TO DO:
Give the data a second time, exactly and in full.

★ ★ ★ ★ ★

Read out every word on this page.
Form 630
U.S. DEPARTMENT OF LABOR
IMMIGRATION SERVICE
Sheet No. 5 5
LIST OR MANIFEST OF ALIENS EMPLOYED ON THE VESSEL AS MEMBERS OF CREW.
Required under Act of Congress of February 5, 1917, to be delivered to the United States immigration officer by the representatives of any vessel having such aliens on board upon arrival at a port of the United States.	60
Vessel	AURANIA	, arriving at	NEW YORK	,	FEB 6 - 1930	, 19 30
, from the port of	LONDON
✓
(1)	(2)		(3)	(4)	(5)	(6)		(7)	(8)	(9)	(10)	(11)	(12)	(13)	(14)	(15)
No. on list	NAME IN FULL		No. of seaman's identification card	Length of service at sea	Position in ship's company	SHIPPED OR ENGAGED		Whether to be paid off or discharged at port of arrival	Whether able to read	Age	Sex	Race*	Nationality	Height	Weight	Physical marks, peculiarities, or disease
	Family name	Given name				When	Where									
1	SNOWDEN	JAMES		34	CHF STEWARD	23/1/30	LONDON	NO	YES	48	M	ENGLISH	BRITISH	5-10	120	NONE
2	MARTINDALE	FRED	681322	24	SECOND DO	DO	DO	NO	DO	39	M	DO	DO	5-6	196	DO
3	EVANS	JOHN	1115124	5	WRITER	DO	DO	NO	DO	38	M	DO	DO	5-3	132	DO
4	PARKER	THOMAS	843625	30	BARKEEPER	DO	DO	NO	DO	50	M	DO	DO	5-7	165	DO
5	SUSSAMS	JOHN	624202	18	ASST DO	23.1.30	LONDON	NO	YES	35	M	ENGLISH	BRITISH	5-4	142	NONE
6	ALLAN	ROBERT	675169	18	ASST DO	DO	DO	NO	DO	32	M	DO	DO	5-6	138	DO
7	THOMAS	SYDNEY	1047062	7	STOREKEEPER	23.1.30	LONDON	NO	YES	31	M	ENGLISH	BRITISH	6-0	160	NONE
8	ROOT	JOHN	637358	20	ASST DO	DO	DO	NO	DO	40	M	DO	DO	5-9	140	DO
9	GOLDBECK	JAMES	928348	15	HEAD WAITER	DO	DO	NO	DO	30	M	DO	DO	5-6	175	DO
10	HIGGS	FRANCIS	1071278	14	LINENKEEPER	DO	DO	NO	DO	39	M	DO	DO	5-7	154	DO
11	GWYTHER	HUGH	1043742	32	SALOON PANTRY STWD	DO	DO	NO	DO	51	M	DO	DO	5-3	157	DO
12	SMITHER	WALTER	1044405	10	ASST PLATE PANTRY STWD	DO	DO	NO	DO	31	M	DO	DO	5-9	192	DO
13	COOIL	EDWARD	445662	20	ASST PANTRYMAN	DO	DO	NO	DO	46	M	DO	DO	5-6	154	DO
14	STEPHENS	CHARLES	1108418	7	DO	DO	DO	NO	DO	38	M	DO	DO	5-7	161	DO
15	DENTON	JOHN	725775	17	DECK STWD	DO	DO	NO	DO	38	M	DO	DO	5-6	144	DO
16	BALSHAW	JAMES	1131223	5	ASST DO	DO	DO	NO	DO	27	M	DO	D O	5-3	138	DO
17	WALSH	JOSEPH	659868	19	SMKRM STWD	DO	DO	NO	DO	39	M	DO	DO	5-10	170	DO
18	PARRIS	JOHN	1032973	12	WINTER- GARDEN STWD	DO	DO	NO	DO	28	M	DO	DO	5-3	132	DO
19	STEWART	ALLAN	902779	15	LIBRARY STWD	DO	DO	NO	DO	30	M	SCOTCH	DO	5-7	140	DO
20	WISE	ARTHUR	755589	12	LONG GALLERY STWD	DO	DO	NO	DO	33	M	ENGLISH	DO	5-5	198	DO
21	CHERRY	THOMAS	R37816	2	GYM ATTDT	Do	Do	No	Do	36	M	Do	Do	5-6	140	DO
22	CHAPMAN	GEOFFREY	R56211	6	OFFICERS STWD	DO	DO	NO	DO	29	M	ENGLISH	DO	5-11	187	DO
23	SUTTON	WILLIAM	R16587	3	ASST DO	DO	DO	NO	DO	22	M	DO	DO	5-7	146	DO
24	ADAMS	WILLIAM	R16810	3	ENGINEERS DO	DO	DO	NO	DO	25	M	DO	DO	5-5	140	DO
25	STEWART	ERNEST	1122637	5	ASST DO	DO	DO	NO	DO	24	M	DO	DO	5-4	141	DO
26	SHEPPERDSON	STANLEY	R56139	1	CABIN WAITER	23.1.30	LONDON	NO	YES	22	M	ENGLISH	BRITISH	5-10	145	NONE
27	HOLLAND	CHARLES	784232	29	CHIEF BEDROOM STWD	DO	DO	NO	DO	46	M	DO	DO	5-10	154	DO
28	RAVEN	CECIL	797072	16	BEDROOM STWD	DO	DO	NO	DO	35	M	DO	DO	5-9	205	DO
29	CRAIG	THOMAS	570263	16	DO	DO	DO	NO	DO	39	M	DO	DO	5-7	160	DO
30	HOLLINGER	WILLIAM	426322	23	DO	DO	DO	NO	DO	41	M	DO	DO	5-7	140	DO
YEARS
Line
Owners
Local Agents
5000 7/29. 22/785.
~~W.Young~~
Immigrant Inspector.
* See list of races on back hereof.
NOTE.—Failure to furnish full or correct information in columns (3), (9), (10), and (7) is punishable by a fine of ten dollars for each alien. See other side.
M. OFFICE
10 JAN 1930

★ ★ ★ ★ ★

REPLY TO THE TASK:
Read out every word on this page.
Form 630
U.S. DEPARTMENT OF LABOR
IMMIGRATION SERVICE
Sheet No. 5 5
LIST OR MANIFEST OF ALIENS EMPLOYED ON THE VESSEL AS MEMBERS OF CREW.
Required under Act of Congress of February 5, 1917, to be delivered to the United States immigration officer by the representatives of any vessel having such aliens on board upon arrival at a port of the United States.	60
Vessel	AURANIA	, arriving at	NEW YORK	,	FEB 6 - 1930	, 19 30
, from the port of	LONDON
✓
(1)	(2)		(3)	(4)	(5)	(6)		(7)	(8)	(9)	(10)	(11)	(12)	(13)	(14)	(15)
No. on list	NAME IN FULL		No. of seaman's identification card	Length of service at sea	Position in ship's company	SHIPPED OR ENGAGED		Whether to be paid off or discharged at port of arrival	Whether able to read	Age	Sex	Race*	Nationality	Height	Weight	Physical marks, peculiarities, or disease
	Family name	Given name				When	Where									
1	SNOWDEN	JAMES		34	CHF STEWARD	23/1/30	LONDON	NO	YES	48	M	ENGLISH	BRITISH	5-10	120	NONE
2	MARTINDALE	FRED	681322	24	SECOND DO	DO	DO	NO	DO	39	M	DO	DO	5-6	196	DO
3	EVANS	JOHN	1115124	5	WRITER	DO	DO	NO	DO	38	M	DO	DO	5-3	132	DO
4	PARKER	THOMAS	843625	30	BARKEEPER	DO	DO	NO	DO	50	M	DO	DO	5-7	165	DO
5	SUSSAMS	JOHN	624202	18	ASST DO	23.1.30	LONDON	NO	YES	35	M	ENGLISH	BRITISH	5-4	142	NONE
6	ALLAN	ROBERT	675169	18	ASST DO	DO	DO	NO	DO	32	M	DO	DO	5-6	138	DO
7	THOMAS	SYDNEY	1047062	7	STOREKEEPER	23.1.30	LONDON	NO	YES	31	M	ENGLISH	BRITISH	6-0	160	NONE
8	ROOT	JOHN	637358	20	ASST DO	DO	DO	NO	DO	40	M	DO	DO	5-9	140	DO
9	GOLDBECK	JAMES	928348	15	HEAD WAITER	DO	DO	NO	DO	30	M	DO	DO	5-6	175	DO
10	HIGGS	FRANCIS	1071278	14	LINENKEEPER	DO	DO	NO	DO	39	M	DO	DO	5-7	154	DO
11	GWYTHER	HUGH	1043742	32	SALOON PANTRY STWD	DO	DO	NO	DO	51	M	DO	DO	5-3	157	DO
12	SMITHER	WALTER	1044405	10	ASST PLATE PANTRY STWD	DO	DO	NO	DO	31	M	DO	DO	5-9	192	DO
13	COOIL	EDWARD	445662	20	ASST PANTRYMAN	DO	DO	NO	DO	46	M	DO	DO	5-6	154	DO
14	STEPHENS	CHARLES	1108418	7	DO	DO	DO	NO	DO	38	M	DO	DO	5-7	161	DO
15	DENTON	JOHN	725775	17	DECK STWD	DO	DO	NO	DO	38	M	DO	DO	5-6	144	DO
16	BALSHAW	JAMES	1131223	5	ASST DO	DO	DO	NO	DO	27	M	DO	D O	5-3	138	DO
17	WALSH	JOSEPH	659868	19	SMKRM STWD	DO	DO	NO	DO	39	M	DO	DO	5-10	170	DO
18	PARRIS	JOHN	1032973	12	WINTER- GARDEN STWD	DO	DO	NO	DO	28	M	DO	DO	5-3	132	DO
19	STEWART	ALLAN	902779	15	LIBRARY STWD	DO	DO	NO	DO	30	M	SCOTCH	DO	5-7	140	DO
20	WISE	ARTHUR	755589	12	LONG GALLERY STWD	DO	DO	NO	DO	33	M	ENGLISH	DO	5-5	198	DO
21	CHERRY	THOMAS	R37816	2	GYM ATTDT	Do	Do	No	Do	36	M	Do	Do	5-6	140	DO
22	CHAPMAN	GEOFFREY	R56211	6	OFFICERS STWD	DO	DO	NO	DO	29	M	ENGLISH	DO	5-11	187	DO
23	SUTTON	WILLIAM	R16587	3	ASST DO	DO	DO	NO	DO	22	M	DO	DO	5-7	146	DO
24	ADAMS	WILLIAM	R16810	3	ENGINEERS DO	DO	DO	NO	DO	25	M	DO	DO	5-5	140	DO
25	STEWART	ERNEST	1122637	5	ASST DO	DO	DO	NO	DO	24	M	DO	DO	5-4	141	DO
26	SHEPPERDSON	STANLEY	R56139	1	CABIN WAITER	23.1.30	LONDON	NO	YES	22	M	ENGLISH	BRITISH	5-10	145	NONE
27	HOLLAND	CHARLES	784232	29	CHIEF BEDROOM STWD	DO	DO	NO	DO	46	M	DO	DO	5-10	154	DO
28	RAVEN	CECIL	797072	16	BEDROOM STWD	DO	DO	NO	DO	35	M	DO	DO	5-9	205	DO
29	CRAIG	THOMAS	570263	16	DO	DO	DO	NO	DO	39	M	DO	DO	5-7	160	DO
30	HOLLINGER	WILLIAM	426322	23	DO	DO	DO	NO	DO	41	M	DO	DO	5-7	140	DO
YEARS
Line
Owners
Local Agents
5000 7/29. 22/785.
~~W.Young~~
Immigrant Inspector.
* See list of races on back hereof.
NOTE.—Failure to furnish full or correct information in columns (3), (9), (10), and (7) is punishable by a fine of ten dollars for each alien. See other side.
M. OFFICE
10 JAN 1930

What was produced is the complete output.